[Records that describe figures]
Start
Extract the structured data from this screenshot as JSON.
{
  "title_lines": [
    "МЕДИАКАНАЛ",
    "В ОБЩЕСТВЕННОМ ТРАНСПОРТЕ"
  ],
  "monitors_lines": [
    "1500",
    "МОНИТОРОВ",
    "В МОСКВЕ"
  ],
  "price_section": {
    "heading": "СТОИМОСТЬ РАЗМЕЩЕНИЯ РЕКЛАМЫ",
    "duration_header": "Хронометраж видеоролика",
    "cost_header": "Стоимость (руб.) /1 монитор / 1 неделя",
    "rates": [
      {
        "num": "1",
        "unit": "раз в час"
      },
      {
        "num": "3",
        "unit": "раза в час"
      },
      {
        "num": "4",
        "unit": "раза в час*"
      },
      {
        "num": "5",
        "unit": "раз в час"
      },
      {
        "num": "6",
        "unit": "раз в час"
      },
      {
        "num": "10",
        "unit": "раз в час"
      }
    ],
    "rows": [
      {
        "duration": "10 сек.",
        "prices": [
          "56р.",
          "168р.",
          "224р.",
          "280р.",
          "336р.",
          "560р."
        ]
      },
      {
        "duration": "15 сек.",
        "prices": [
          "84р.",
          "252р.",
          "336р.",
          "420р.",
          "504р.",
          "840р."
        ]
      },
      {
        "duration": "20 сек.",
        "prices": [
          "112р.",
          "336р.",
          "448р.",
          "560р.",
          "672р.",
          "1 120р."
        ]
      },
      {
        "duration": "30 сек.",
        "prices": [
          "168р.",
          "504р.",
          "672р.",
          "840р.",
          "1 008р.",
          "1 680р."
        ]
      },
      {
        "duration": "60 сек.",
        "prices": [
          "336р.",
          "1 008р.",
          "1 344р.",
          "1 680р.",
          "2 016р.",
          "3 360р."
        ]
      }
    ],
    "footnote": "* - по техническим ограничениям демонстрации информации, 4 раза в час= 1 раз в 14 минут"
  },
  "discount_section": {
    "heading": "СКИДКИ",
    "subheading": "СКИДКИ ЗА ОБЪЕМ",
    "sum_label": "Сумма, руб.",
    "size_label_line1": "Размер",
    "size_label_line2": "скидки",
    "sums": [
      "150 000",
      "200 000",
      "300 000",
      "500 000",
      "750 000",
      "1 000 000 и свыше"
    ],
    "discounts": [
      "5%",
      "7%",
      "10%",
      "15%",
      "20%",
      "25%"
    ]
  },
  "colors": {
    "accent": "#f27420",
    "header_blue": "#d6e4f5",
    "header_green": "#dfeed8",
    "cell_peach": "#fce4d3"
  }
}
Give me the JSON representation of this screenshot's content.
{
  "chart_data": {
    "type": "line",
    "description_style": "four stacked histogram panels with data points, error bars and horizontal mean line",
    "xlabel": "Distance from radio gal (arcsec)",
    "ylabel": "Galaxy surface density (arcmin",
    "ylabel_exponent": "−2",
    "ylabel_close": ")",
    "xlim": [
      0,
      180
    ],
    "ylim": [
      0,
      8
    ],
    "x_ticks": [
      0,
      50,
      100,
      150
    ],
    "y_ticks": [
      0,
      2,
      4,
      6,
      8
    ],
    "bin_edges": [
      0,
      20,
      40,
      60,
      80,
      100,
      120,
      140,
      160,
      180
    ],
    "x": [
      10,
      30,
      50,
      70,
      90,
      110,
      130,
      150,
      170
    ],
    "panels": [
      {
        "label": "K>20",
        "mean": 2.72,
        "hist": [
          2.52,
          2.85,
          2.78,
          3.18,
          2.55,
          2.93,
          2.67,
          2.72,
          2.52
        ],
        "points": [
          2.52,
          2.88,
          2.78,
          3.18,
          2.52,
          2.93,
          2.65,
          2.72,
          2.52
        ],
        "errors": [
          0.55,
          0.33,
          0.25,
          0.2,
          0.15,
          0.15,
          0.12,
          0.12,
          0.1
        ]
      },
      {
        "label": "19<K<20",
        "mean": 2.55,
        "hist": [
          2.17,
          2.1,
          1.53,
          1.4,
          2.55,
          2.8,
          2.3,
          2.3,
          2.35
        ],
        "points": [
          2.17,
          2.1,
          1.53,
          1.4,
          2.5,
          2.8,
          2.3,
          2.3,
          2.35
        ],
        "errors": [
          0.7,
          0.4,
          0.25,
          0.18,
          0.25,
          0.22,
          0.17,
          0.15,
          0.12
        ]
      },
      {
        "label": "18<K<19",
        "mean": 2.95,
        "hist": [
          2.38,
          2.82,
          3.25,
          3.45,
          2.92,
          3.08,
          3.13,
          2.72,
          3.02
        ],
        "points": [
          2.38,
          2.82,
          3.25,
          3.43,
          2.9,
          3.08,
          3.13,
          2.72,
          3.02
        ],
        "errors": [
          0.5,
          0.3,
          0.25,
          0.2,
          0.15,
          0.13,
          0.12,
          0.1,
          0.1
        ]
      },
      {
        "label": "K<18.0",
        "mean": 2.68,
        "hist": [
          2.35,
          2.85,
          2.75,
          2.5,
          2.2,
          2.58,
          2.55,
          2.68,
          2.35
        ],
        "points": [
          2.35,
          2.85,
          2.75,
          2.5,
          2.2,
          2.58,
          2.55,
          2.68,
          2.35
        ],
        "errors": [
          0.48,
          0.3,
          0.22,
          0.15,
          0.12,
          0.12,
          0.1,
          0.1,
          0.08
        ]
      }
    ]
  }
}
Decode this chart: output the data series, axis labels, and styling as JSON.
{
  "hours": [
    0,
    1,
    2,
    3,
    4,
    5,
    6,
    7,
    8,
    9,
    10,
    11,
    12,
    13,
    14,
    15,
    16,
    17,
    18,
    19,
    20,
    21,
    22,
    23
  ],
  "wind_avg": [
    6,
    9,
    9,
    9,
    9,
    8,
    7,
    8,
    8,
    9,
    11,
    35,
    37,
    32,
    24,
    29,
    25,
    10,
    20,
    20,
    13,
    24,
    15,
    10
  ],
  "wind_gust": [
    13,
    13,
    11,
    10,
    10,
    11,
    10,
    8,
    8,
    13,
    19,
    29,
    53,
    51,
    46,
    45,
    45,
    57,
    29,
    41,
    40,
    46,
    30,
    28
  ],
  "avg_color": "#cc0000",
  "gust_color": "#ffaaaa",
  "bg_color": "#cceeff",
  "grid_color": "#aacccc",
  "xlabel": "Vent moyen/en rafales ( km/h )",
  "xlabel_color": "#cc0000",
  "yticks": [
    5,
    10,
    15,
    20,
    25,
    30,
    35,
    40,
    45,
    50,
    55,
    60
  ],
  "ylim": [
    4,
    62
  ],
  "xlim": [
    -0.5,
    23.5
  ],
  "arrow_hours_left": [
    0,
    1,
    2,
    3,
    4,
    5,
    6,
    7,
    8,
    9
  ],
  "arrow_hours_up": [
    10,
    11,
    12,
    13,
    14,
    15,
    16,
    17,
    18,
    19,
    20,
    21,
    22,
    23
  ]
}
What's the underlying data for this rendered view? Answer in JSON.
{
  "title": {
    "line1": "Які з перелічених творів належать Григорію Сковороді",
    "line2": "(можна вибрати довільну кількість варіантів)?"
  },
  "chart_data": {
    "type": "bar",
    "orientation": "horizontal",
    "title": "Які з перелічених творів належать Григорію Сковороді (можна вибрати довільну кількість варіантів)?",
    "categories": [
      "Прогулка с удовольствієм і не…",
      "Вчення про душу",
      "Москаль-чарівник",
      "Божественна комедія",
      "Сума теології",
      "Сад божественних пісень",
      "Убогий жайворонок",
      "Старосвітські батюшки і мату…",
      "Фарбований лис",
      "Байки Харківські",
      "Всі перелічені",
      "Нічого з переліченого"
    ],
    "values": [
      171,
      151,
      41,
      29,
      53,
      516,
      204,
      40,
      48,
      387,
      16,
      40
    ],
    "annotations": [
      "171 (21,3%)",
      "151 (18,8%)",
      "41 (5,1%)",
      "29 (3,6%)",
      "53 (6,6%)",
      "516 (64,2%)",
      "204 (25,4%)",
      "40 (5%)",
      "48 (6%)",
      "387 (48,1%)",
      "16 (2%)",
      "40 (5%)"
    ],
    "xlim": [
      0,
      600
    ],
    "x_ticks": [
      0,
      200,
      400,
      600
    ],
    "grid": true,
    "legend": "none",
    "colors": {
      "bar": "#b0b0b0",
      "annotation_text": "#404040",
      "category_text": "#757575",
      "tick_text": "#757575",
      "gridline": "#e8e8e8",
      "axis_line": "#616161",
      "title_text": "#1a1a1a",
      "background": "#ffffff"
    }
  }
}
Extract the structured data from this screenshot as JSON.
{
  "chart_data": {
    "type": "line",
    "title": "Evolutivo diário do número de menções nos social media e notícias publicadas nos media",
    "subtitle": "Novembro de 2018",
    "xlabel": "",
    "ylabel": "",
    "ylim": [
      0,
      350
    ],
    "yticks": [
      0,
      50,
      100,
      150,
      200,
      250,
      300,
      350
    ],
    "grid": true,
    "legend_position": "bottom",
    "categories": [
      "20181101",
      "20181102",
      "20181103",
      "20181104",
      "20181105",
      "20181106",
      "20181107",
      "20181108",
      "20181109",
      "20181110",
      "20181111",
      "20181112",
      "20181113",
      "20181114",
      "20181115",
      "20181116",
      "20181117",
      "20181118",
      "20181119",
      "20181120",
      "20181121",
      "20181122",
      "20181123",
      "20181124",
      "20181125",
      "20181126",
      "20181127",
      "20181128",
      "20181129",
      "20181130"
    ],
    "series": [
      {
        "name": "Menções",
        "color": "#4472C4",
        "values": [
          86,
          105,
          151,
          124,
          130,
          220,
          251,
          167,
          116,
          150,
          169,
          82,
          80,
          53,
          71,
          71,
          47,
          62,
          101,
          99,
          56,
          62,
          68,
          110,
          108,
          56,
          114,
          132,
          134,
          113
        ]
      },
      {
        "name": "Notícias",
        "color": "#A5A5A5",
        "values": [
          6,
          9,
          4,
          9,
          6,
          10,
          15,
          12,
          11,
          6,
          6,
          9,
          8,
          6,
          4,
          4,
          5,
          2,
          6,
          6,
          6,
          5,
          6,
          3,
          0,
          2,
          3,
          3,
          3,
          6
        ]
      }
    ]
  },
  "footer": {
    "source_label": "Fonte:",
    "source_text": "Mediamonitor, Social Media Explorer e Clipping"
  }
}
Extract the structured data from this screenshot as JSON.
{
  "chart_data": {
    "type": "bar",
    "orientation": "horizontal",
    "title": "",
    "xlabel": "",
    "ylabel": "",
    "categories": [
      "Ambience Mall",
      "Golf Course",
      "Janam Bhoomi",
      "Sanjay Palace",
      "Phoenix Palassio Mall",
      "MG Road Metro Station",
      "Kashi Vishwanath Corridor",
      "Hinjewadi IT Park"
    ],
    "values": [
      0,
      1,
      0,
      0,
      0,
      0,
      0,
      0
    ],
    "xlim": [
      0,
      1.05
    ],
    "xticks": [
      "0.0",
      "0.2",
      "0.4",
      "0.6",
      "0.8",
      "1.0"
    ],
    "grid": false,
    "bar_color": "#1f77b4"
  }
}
End
Copy out every line in the entries above that holds "series".

Solution for this exercise:
Decode this chart: output the data series, axis labels, and styling as JSON.
    "series": [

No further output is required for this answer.